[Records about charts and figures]
-- Begin --

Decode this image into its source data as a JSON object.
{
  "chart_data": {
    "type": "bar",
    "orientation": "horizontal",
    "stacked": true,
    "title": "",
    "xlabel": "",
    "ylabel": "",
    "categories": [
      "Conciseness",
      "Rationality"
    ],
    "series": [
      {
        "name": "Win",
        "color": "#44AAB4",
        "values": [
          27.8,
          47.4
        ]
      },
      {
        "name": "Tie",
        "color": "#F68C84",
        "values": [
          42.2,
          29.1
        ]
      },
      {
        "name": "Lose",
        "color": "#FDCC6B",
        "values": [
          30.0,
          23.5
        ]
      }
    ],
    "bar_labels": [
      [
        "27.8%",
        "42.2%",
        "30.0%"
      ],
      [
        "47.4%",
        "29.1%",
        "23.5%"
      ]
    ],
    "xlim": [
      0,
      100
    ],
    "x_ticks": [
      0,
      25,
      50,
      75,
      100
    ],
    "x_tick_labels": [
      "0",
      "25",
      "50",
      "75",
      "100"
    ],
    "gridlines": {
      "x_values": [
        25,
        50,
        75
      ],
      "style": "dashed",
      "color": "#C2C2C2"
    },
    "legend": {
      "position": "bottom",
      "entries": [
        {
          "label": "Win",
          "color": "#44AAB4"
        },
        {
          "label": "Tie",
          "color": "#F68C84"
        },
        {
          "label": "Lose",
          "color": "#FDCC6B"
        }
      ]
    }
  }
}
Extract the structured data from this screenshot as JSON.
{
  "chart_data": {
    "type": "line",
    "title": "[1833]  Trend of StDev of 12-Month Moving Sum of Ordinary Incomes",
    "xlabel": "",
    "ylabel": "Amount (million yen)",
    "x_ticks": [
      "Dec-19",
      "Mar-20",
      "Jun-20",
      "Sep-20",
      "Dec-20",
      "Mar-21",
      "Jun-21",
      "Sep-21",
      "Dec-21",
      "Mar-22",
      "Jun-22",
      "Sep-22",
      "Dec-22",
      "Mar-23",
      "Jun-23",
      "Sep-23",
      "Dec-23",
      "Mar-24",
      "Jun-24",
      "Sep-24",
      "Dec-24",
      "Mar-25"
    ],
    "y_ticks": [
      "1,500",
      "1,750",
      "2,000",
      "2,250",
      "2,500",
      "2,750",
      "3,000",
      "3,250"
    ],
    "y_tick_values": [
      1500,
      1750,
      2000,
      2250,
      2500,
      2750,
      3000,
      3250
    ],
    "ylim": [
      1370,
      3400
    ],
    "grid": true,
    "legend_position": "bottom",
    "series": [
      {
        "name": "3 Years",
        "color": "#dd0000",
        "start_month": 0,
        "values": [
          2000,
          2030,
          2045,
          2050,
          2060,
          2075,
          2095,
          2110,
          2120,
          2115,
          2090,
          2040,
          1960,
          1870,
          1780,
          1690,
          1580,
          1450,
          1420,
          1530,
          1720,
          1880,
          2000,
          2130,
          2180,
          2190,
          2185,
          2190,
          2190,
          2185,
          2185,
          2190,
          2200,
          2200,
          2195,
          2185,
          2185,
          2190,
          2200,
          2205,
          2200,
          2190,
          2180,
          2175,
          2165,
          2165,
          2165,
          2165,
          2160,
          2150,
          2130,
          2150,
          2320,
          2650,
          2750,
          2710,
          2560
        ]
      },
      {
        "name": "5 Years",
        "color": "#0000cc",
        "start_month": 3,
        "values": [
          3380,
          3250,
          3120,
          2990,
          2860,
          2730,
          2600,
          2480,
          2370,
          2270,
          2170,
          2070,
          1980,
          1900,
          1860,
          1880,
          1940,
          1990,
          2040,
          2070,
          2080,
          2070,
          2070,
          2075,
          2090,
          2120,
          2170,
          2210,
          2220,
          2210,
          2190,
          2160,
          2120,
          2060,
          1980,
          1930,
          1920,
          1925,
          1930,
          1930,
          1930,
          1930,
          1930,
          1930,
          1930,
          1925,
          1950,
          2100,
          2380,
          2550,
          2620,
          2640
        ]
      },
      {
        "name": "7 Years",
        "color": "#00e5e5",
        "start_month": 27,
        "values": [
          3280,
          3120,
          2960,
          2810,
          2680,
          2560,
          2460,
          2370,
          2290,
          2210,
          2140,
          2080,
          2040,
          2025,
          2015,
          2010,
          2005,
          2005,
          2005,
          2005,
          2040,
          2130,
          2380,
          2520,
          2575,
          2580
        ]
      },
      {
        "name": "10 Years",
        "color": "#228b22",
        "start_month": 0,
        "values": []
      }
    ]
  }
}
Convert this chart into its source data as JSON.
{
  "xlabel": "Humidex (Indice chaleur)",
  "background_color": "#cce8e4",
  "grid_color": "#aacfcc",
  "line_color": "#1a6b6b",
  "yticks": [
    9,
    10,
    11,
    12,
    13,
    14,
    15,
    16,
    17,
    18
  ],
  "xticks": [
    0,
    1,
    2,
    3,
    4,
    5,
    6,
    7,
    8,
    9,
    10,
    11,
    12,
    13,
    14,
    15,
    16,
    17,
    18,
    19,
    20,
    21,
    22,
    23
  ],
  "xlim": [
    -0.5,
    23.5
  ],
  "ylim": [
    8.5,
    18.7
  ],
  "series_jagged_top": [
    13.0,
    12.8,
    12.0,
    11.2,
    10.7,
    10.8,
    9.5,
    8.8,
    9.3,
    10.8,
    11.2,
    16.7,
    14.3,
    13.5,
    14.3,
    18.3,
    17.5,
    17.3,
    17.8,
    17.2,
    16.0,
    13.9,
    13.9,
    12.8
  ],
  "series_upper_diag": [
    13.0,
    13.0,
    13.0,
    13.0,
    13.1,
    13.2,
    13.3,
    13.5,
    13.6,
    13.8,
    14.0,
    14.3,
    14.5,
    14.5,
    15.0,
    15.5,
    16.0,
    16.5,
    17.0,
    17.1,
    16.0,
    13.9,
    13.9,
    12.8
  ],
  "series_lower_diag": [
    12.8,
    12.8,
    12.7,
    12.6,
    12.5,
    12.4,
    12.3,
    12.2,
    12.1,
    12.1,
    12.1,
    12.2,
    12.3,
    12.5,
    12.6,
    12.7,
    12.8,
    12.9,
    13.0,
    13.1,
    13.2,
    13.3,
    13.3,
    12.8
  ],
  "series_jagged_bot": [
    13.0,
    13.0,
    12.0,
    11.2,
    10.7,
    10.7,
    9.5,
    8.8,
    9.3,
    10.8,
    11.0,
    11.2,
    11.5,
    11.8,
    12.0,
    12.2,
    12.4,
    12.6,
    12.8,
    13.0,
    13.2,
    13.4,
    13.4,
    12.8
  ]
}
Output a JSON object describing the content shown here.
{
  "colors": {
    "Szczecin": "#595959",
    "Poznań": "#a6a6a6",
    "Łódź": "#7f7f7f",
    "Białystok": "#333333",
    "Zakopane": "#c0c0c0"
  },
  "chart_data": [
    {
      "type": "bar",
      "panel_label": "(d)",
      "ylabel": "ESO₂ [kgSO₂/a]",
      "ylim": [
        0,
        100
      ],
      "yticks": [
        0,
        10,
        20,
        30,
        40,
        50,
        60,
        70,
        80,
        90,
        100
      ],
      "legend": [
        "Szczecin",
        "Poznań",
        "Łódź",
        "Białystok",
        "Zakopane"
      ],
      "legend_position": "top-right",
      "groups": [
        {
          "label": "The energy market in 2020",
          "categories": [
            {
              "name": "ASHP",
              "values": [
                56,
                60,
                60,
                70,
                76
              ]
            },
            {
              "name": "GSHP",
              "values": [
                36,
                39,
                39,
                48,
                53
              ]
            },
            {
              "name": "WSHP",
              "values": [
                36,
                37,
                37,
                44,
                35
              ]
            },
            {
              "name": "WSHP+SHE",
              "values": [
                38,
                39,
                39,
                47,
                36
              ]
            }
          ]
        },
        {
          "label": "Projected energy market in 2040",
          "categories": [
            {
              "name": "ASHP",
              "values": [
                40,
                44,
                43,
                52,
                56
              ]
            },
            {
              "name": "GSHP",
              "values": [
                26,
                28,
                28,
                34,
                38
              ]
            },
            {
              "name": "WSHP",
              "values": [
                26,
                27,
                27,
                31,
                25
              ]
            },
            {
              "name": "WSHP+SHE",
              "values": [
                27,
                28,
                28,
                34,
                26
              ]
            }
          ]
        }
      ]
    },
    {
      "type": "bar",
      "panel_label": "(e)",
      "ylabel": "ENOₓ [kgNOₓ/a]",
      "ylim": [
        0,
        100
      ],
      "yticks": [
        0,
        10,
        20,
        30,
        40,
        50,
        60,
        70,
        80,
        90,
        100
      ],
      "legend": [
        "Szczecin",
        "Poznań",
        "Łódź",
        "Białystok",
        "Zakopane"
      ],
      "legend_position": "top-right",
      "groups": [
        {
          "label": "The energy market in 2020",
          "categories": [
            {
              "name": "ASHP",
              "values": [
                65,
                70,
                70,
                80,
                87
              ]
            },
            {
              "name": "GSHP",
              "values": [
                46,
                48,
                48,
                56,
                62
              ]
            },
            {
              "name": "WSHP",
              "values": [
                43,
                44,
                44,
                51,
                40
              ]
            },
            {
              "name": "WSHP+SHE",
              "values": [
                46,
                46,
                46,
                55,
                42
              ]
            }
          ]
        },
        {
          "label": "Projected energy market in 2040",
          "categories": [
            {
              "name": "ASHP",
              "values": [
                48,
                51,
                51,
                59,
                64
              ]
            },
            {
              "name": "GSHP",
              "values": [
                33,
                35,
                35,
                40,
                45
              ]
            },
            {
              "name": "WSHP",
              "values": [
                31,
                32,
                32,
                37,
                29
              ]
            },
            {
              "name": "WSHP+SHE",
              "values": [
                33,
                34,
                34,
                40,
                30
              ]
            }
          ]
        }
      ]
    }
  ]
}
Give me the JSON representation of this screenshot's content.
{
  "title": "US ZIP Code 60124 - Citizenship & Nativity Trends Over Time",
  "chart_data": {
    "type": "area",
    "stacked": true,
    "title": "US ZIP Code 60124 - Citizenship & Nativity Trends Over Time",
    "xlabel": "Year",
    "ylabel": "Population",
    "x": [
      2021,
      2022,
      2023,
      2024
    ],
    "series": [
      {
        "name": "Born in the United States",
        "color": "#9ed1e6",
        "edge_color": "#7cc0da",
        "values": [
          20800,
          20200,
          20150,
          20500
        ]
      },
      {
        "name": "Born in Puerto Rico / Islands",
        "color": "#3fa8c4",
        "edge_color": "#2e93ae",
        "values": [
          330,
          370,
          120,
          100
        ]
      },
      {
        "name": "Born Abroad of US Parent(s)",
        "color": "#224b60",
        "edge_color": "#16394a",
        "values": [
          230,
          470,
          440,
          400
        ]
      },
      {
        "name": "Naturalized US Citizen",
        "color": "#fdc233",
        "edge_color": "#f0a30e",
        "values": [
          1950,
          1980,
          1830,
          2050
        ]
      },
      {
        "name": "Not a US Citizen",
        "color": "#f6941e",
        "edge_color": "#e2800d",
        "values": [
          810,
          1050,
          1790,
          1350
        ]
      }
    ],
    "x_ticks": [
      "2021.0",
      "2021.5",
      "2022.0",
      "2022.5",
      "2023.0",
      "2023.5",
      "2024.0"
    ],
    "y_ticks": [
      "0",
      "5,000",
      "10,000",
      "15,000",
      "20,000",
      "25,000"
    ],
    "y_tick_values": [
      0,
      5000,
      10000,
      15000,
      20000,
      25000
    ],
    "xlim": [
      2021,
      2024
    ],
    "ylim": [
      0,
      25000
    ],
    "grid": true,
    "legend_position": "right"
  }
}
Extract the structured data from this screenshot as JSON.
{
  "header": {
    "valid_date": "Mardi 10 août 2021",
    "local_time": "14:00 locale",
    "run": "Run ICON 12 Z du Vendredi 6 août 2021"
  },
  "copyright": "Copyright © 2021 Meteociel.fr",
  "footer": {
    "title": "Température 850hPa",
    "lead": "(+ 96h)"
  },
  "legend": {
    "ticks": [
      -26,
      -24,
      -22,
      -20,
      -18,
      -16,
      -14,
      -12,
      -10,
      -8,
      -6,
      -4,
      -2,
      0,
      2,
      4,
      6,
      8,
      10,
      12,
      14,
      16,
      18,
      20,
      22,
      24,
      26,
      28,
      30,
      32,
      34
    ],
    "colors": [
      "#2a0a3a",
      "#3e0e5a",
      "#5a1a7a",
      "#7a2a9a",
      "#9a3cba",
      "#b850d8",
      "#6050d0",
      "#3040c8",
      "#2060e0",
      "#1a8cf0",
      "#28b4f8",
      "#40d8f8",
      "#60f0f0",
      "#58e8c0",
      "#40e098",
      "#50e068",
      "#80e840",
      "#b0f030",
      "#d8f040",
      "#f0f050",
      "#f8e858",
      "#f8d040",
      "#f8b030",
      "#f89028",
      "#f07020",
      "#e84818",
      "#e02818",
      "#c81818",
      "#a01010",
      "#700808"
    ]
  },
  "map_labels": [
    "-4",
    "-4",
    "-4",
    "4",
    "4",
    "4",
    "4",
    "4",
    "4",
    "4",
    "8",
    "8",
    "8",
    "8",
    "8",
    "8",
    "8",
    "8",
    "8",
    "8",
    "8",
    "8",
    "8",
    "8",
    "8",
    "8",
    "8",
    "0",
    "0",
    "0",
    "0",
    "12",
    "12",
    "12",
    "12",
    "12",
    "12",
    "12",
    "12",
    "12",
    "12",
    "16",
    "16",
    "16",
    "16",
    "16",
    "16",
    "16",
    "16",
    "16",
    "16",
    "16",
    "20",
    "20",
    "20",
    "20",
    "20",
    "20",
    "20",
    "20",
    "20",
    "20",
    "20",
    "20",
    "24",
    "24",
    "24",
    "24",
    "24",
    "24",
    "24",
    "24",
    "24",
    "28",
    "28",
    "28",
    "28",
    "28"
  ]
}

-- End --

[Do this]:
Check each line of the records for "into" and copy the ones that contain it.

[Exercise output]:
Decode this image into its source data as a JSON object.
Convert this chart into its source data as JSON.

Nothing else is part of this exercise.